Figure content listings
::::::::::

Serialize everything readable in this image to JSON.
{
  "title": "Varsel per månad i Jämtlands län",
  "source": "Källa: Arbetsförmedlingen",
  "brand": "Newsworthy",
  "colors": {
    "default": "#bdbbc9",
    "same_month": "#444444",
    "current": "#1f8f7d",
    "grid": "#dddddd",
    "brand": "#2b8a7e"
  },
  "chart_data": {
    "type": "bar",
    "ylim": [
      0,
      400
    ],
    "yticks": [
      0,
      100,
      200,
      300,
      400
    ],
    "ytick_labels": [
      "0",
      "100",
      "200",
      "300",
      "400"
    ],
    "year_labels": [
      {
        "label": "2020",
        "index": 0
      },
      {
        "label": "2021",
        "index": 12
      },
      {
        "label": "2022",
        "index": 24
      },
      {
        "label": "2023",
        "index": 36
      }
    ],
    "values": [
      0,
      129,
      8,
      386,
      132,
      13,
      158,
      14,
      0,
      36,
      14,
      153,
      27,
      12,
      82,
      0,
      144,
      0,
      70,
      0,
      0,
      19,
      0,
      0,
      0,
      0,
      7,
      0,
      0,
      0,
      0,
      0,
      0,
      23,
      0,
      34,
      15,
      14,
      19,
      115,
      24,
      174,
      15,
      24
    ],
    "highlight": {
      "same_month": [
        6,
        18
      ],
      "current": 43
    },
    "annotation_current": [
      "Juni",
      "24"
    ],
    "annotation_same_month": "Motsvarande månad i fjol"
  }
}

::::::::::

Objective
Reproduce the full set of records precisely.

Solution to this problem
Serialize everything readable in this image to JSON.
{
  "title": "Varsel per månad i Jämtlands län",
  "source": "Källa: Arbetsförmedlingen",
  "brand": "Newsworthy",
  "colors": {
    "default": "#bdbbc9",
    "same_month": "#444444",
    "current": "#1f8f7d",
    "grid": "#dddddd",
    "brand": "#2b8a7e"
  },
  "chart_data": {
    "type": "bar",
    "ylim": [
      0,
      400
    ],
    "yticks": [
      0,
      100,
      200,
      300,
      400
    ],
    "ytick_labels": [
      "0",
      "100",
      "200",
      "300",
      "400"
    ],
    "year_labels": [
      {
        "label": "2020",
        "index": 0
      },
      {
        "label": "2021",
        "index": 12
      },
      {
        "label": "2022",
        "index": 24
      },
      {
        "label": "2023",
        "index": 36
      }
    ],
    "values": [
      0,
      129,
      8,
      386,
      132,
      13,
      158,
      14,
      0,
      36,
      14,
      153,
      27,
      12,
      82,
      0,
      144,
      0,
      70,
      0,
      0,
      19,
      0,
      0,
      0,
      0,
      7,
      0,
      0,
      0,
      0,
      0,
      0,
      23,
      0,
      34,
      15,
      14,
      19,
      115,
      24,
      174,
      15,
      24
    ],
    "highlight": {
      "same_month": [
        6,
        18
      ],
      "current": 43
    },
    "annotation_current": [
      "Juni",
      "24"
    ],
    "annotation_same_month": "Motsvarande månad i fjol"
  }
}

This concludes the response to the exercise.